*PASSAGE*:
================================

Closed derjoerg closed 4 months ago
Hey there @bbernhard, mind taking a look at this issue as it has been labeled with an integration (signal_messenger
) you are listed as a code owner for? Thanks!
(message by CodeOwnersMention)
signal_messenger documentation signal_messenger source (message by IssueLinks)
I saw similar issues reported here and also in the forum, but they were all related to zha or zwave.
Additionally someone mentioned a change to a timeout parameter for service-calls, but I don't know if this is related.
I just add as much info as I can gather. Hopefully it helps: I also have some alerts setup, which send out notifications over signal_messenger and they are working as expected Adding "continue_on_error" to the service-call doesn't help
A possible workaround would be to create a script, which calls the signal_messenger notify and start this script from an automation with script.turn_on. Then the automations do not hang.
But it is only a workaround and not the source of the issue
I tested the above mentioned workaround over the weekend, but this is also not working. It is true that the automation do not hang, when such a script is called, but the script itself never comes to an end and it looks like it fills up an internal queue and after a specific amount of "running" scripts HA will become unresponsive.
Additionally I tested the same now with telegram and this is working as expected.

================================

*GOALS*:
1 - Revise the signal_messenger issue thread from "Closed derjoerg closed" to "zha or zwave.", replacing "code owner" with "maintainer".
2 - In the signal_messenger issue thread, which other notification service was tested and found to work as expected?

================================

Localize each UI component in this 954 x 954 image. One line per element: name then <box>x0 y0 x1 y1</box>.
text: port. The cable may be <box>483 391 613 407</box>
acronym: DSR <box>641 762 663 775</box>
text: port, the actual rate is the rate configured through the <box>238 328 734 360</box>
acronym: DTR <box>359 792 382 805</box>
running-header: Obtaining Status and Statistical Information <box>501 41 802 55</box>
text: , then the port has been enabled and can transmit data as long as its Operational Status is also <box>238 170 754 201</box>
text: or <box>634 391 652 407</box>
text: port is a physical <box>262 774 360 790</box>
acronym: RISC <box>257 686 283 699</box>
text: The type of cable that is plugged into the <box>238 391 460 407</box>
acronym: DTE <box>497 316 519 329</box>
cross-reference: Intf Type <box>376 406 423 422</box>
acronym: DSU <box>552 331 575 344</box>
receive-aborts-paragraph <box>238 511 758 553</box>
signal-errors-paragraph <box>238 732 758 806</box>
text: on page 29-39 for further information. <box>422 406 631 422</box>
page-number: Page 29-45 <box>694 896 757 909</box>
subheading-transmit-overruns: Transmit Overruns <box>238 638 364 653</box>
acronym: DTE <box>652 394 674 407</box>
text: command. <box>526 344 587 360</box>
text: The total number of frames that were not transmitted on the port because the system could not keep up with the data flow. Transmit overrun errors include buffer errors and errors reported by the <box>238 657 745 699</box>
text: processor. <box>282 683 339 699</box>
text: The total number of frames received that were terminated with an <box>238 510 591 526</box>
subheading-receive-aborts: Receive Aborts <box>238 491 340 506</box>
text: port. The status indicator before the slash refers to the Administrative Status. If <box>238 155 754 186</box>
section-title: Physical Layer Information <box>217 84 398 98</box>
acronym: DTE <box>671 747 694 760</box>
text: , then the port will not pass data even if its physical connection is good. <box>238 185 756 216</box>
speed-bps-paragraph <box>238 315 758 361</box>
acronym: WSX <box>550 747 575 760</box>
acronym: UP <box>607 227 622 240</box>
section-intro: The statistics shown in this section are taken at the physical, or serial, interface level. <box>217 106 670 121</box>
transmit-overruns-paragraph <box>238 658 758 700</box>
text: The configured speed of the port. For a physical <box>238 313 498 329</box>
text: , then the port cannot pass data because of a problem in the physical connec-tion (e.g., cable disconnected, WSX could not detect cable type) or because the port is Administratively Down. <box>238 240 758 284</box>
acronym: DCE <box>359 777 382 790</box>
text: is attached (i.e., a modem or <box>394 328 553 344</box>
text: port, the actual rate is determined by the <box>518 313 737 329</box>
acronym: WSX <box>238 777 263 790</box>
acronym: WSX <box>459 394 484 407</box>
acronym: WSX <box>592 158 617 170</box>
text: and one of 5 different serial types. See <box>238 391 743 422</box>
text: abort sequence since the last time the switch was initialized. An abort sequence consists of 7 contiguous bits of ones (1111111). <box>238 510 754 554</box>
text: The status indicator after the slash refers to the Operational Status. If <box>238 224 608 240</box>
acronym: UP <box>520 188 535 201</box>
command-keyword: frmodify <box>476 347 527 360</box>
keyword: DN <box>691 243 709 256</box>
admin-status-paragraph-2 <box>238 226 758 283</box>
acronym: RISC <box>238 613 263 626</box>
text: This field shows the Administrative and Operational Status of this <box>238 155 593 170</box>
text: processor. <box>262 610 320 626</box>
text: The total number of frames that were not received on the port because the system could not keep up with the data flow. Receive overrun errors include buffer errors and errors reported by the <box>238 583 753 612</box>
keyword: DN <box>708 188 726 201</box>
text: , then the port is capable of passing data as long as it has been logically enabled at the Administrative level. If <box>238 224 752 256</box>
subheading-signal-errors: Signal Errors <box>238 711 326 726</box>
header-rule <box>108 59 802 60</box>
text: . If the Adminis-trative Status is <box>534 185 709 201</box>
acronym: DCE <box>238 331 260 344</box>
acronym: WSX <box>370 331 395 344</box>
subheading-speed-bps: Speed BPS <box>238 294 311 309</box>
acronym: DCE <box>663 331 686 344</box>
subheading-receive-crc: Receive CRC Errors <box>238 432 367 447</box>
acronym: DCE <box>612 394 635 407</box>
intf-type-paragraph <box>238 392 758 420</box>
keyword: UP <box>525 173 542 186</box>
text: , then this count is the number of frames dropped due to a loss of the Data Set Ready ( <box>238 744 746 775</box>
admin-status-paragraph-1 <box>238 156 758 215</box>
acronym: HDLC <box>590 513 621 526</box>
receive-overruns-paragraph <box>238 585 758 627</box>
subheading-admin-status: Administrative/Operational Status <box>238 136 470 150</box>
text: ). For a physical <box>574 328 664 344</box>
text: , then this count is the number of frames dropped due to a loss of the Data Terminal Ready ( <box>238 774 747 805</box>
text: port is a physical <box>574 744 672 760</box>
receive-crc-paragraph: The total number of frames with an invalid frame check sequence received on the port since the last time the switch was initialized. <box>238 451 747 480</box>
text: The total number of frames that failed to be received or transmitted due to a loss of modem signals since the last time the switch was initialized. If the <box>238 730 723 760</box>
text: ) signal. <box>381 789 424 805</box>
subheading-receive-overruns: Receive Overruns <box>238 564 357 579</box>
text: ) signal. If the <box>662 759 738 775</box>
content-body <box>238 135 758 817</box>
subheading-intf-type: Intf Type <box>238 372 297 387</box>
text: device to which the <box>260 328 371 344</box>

================================

*SOLUTIONS BY TASK*:
1 -
Closed derjoerg closed 4 months ago
Hey there @bbernhard, mind taking a look at this issue as it has been labeled with an integration (signal_messenger
) you are listed as a maintainer for? Thanks!
(message by CodeOwnersMention)
signal_messenger documentation signal_messenger source (message by IssueLinks)
I saw similar issues reported here and also in the forum, but they were all related to zha or zwave.

2 - Telegram